* **Exercise description**
Take each line that has the word "Muhammad" and return it.

* **Data entries**
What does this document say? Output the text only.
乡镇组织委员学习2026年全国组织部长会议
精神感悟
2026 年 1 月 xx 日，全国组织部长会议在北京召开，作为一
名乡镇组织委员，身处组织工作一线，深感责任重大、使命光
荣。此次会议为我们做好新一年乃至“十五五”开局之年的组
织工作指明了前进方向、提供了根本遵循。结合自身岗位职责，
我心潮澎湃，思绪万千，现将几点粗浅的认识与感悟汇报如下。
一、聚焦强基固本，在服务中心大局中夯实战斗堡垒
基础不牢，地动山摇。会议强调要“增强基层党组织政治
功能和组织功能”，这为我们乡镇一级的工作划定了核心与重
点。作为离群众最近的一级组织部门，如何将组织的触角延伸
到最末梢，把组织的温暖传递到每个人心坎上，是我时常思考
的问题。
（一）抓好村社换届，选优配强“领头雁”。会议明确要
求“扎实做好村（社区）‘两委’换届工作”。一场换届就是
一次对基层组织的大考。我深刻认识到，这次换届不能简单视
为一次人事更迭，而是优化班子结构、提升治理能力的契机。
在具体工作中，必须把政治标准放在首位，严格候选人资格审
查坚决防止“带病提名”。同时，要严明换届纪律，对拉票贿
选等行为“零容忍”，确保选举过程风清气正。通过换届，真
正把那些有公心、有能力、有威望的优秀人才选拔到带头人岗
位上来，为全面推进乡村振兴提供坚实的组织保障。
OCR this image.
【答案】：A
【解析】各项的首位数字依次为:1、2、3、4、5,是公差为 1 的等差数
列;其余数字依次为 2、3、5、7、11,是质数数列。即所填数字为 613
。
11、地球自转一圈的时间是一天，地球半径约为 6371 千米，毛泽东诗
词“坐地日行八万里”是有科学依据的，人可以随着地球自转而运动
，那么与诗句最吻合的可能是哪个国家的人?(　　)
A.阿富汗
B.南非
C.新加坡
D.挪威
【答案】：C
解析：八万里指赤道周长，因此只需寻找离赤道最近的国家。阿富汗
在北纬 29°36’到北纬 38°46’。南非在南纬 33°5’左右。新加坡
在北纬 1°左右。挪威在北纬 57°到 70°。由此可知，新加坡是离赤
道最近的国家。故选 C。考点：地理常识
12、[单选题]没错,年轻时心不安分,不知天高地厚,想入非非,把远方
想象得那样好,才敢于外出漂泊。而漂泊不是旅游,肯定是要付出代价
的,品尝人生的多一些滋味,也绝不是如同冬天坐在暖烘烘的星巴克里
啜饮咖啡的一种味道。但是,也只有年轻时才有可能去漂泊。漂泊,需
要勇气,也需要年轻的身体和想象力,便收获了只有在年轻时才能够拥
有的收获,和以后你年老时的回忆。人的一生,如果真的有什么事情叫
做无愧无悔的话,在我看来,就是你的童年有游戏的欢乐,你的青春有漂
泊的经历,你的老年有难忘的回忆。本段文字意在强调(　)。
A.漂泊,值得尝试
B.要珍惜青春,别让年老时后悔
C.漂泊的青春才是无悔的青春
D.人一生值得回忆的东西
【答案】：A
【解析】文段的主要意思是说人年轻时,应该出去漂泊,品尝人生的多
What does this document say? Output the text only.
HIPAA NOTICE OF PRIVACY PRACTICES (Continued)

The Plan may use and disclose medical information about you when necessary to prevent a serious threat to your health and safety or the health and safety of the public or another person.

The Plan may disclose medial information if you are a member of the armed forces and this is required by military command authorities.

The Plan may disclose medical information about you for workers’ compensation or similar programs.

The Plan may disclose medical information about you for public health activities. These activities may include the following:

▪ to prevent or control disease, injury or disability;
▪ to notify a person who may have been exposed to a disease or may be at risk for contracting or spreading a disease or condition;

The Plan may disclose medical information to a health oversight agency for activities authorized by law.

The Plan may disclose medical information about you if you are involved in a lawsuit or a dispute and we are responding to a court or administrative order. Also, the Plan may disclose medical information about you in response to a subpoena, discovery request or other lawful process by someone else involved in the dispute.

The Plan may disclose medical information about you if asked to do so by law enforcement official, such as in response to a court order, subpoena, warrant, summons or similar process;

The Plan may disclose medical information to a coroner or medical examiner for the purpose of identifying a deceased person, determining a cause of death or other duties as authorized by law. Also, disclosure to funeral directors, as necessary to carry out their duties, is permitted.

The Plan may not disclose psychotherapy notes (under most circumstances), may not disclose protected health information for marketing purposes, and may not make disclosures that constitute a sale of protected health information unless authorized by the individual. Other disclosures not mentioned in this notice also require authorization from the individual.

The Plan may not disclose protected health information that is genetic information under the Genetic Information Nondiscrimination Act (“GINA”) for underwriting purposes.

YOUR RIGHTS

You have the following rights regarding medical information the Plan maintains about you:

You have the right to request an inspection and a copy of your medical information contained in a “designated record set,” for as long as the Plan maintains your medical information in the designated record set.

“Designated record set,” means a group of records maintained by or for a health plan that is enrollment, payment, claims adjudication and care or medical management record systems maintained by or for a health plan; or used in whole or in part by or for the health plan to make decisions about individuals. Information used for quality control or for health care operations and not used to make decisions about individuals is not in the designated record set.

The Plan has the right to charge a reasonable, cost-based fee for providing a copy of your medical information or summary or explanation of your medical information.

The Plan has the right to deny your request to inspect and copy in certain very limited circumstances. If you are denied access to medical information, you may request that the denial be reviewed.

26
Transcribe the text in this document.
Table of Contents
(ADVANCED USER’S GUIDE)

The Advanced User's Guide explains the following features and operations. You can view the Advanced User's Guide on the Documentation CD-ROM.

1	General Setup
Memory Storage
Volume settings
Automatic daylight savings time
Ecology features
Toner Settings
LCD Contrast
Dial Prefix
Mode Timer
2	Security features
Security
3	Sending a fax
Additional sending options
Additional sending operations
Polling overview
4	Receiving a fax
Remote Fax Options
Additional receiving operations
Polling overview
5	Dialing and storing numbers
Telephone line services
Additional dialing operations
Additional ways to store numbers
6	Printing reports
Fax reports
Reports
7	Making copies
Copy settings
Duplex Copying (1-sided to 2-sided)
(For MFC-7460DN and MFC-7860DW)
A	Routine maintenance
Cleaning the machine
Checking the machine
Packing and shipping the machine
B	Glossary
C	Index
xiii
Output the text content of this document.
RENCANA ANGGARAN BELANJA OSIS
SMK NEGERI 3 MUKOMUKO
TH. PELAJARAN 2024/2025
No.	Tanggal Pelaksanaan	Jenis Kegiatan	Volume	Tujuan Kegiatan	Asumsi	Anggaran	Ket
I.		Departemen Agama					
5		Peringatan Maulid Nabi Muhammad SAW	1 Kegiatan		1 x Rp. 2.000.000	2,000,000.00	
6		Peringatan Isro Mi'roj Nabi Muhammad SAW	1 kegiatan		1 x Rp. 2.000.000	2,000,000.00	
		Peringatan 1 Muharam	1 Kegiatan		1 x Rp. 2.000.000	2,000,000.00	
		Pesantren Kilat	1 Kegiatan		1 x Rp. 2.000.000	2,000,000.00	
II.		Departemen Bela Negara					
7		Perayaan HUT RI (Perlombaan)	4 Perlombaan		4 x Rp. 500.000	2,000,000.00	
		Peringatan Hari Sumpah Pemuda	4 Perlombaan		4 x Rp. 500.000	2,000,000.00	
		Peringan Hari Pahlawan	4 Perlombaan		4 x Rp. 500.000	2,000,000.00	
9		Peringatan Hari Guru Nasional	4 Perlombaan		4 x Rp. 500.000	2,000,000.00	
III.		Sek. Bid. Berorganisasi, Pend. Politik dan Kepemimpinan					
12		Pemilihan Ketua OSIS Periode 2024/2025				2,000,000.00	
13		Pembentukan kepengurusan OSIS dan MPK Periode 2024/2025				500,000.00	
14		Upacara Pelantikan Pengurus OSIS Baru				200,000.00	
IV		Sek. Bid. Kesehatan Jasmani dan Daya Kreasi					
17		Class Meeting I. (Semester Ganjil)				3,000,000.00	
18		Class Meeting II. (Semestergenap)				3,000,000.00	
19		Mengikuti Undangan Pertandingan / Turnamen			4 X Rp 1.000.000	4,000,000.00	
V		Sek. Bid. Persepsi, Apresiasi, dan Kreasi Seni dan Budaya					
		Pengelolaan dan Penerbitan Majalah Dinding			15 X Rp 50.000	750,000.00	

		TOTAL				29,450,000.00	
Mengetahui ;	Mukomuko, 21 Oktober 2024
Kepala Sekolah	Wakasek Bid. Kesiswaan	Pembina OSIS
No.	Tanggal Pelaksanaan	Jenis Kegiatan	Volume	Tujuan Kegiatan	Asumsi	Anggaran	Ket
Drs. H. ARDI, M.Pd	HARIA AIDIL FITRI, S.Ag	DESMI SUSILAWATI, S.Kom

* **Exercise response**
5		Peringatan Maulid Nabi Muhammad SAW	1 Kegiatan		1 x Rp. 2.000.000	2,000,000.00	
6		Peringatan Isro Mi'roj Nabi Muhammad SAW	1 kegiatan		1 x Rp. 2.000.000	2,000,000.00	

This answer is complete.